▸ Data entries
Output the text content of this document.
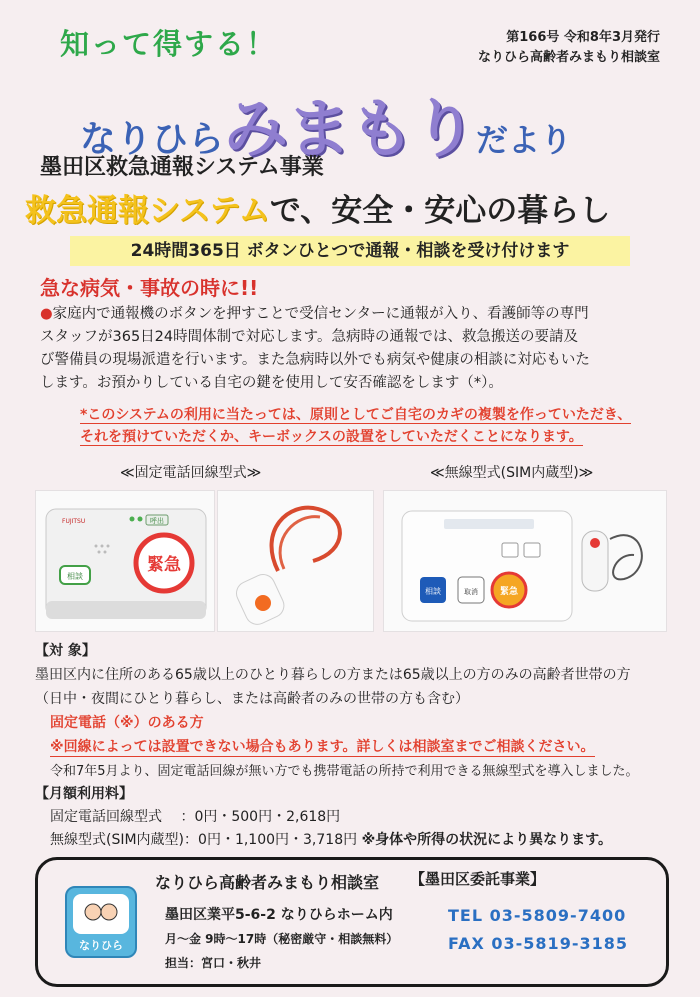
知って得する！	第166号 令和8年3月発行
なりひら高齢者みまもり相談室
なりひらみまもりだより
墨田区救急通報システム事業
救急通報システムで、安全・安心の暮らし
24時間365日 ボタンひとつで通報・相談を受け付けます
急な病気・事故の時に!!
●家庭内で通報機のボタンを押すことで受信センターに通報が入り、看護師等の専門
スタッフが365日24時間体制で対応します。急病時の通報では、救急搬送の要請及
び警備員の現場派遣を行います。また急病時以外でも病気や健康の相談に対応もいた
します。お預かりしている自宅の鍵を使用して安否確認をします（*）。
*このシステムの利用に当たっては、原則としてご自宅のカギの複製を作っていただき、
それを預けていただくか、キーボックスの設置をしていただくことになります。
≪固定電話回線型式≫	≪無線型式(SIM内蔵型)≫
呼出
FUJITSU
緊急
相談
相談	取消 緊急
【対 象】
墨田区内に住所のある65歳以上のひとり暮らしの方または65歳以上の方のみの高齢者世帯の方
（日中・夜間にひとり暮らし、または高齢者のみの世帯の方も含む）
固定電話（※）のある方
※回線によっては設置できない場合もあります。詳しくは相談室までご相談ください。
令和7年5月より、固定電話回線が無い方でも携帯電話の所持で利用できる無線型式を導入しました。
【月額利用料】
固定電話回線型式 ：0円・500円・2,618円
無線型式(SIM内蔵型)：0円・1,100円・3,718円 ※身体や所得の状況により異なります。
なりひら
なりひら高齢者みまもり相談室 【墨田区委託事業】
墨田区業平5-6-2 なりひらホーム内
月～金 9時～17時（秘密厳守・相談無料）
担当：宮口・秋井
TEL 03-5809-7400
FAX 03-5819-3185
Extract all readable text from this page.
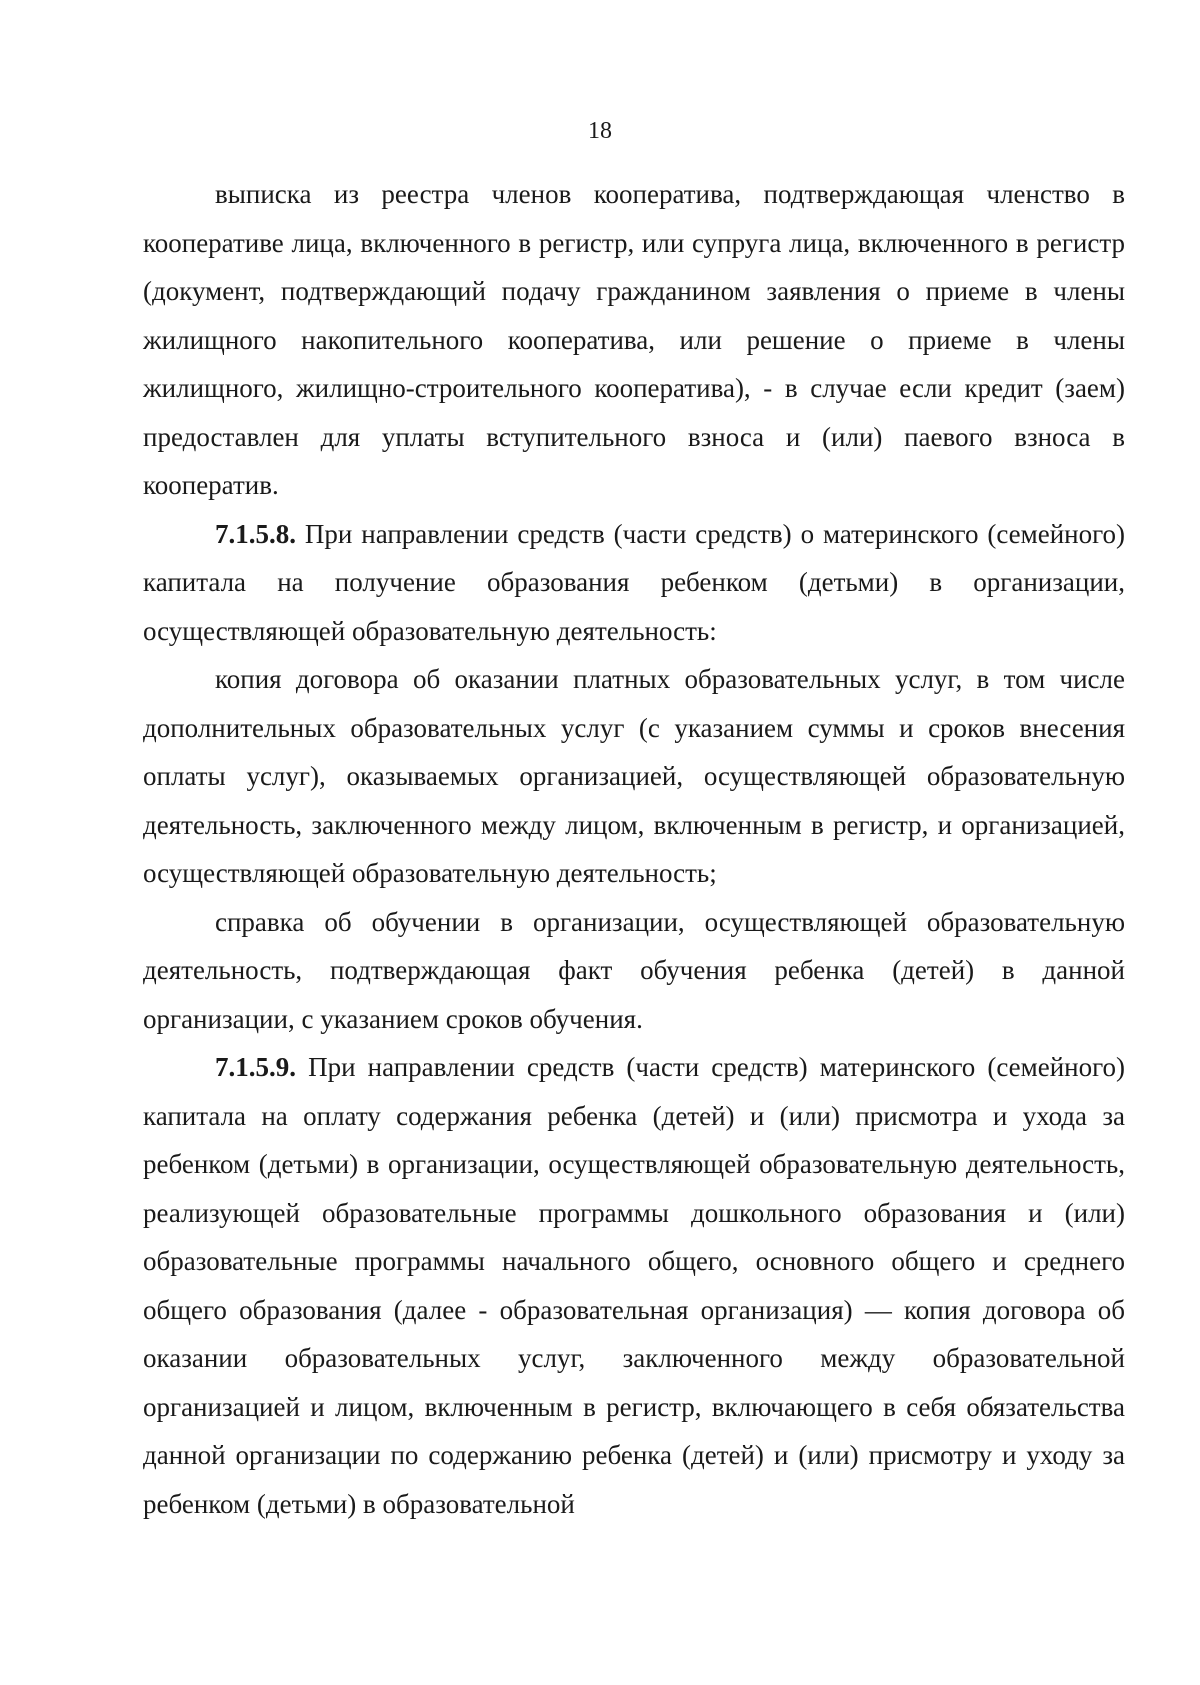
18

выписка из реестра членов кооператива, подтверждающая членство в кооперативе лица, включенного в регистр, или супруга лица, включенного в регистр (документ, подтверждающий подачу гражданином заявления о приеме в члены жилищного накопительного кооператива, или решение о приеме в члены жилищного, жилищно-строительного кооператива), - в случае если кредит (заем) предоставлен для уплаты вступительного взноса и (или) паевого взноса в кооператив.

7.1.5.8. При направлении средств (части средств) о материнского (семейного) капитала на получение образования ребенком (детьми) в организации, осуществляющей образовательную деятельность:

копия договора об оказании платных образовательных услуг, в том числе дополнительных образовательных услуг (с указанием суммы и сроков внесения оплаты услуг), оказываемых организацией, осуществляющей образовательную деятельность, заключенного между лицом, включенным в регистр, и организацией, осуществляющей образовательную деятельность;

справка об обучении в организации, осуществляющей образовательную деятельность, подтверждающая факт обучения ребенка (детей) в данной организации, с указанием сроков обучения.

7.1.5.9. При направлении средств (части средств) материнского (семейного) капитала на оплату содержания ребенка (детей) и (или) присмотра и ухода за ребенком (детьми) в организации, осуществляющей образовательную деятельность, реализующей образовательные программы дошкольного образования и (или) образовательные программы начального общего, основного общего и среднего общего образования (далее - образовательная организация) — копия договора об оказании образовательных услуг, заключенного между образовательной организацией и лицом, включенным в регистр, включающего в себя обязательства данной организации по содержанию ребенка (детей) и (или) присмотру и уходу за ребенком (детьми) в образовательной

▸ STATED TASK
Return all the entries word for word, but omit any pictures they contain.

▸ RIGHT ANSWER
Output the text content of this document.
知って得する！	第166号 令和8年3月発行
なりひら高齢者みまもり相談室
なりひらみまもりだより
墨田区救急通報システム事業
救急通報システムで、安全・安心の暮らし
24時間365日 ボタンひとつで通報・相談を受け付けます
急な病気・事故の時に!!
●家庭内で通報機のボタンを押すことで受信センターに通報が入り、看護師等の専門
スタッフが365日24時間体制で対応します。急病時の通報では、救急搬送の要請及
び警備員の現場派遣を行います。また急病時以外でも病気や健康の相談に対応もいた
します。お預かりしている自宅の鍵を使用して安否確認をします（*）。
*このシステムの利用に当たっては、原則としてご自宅のカギの複製を作っていただき、
それを預けていただくか、キーボックスの設置をしていただくことになります。
≪固定電話回線型式≫	≪無線型式(SIM内蔵型)≫
呼出
FUJITSU
緊急
相談
相談	取消 緊急
【対 象】
墨田区内に住所のある65歳以上のひとり暮らしの方または65歳以上の方のみの高齢者世帯の方
（日中・夜間にひとり暮らし、または高齢者のみの世帯の方も含む）
固定電話（※）のある方
※回線によっては設置できない場合もあります。詳しくは相談室までご相談ください。
令和7年5月より、固定電話回線が無い方でも携帯電話の所持で利用できる無線型式を導入しました。
【月額利用料】
固定電話回線型式 ：0円・500円・2,618円
無線型式(SIM内蔵型)：0円・1,100円・3,718円 ※身体や所得の状況により異なります。
なりひら
なりひら高齢者みまもり相談室 【墨田区委託事業】
墨田区業平5-6-2 なりひらホーム内
月～金 9時～17時（秘密厳守・相談無料）
担当：宮口・秋井
TEL 03-5809-7400
FAX 03-5819-3185
Extract all readable text from this page.
18

выписка из реестра членов кооператива, подтверждающая членство в кооперативе лица, включенного в регистр, или супруга лица, включенного в регистр (документ, подтверждающий подачу гражданином заявления о приеме в члены жилищного накопительного кооператива, или решение о приеме в члены жилищного, жилищно-строительного кооператива), - в случае если кредит (заем) предоставлен для уплаты вступительного взноса и (или) паевого взноса в кооператив.

7.1.5.8. При направлении средств (части средств) о материнского (семейного) капитала на получение образования ребенком (детьми) в организации, осуществляющей образовательную деятельность:

копия договора об оказании платных образовательных услуг, в том числе дополнительных образовательных услуг (с указанием суммы и сроков внесения оплаты услуг), оказываемых организацией, осуществляющей образовательную деятельность, заключенного между лицом, включенным в регистр, и организацией, осуществляющей образовательную деятельность;

справка об обучении в организации, осуществляющей образовательную деятельность, подтверждающая факт обучения ребенка (детей) в данной организации, с указанием сроков обучения.

7.1.5.9. При направлении средств (части средств) материнского (семейного) капитала на оплату содержания ребенка (детей) и (или) присмотра и ухода за ребенком (детьми) в организации, осуществляющей образовательную деятельность, реализующей образовательные программы дошкольного образования и (или) образовательные программы начального общего, основного общего и среднего общего образования (далее - образовательная организация) — копия договора об оказании образовательных услуг, заключенного между образовательной организацией и лицом, включенным в регистр, включающего в себя обязательства данной организации по содержанию ребенка (детей) и (или) присмотру и уходу за ребенком (детьми) в образовательной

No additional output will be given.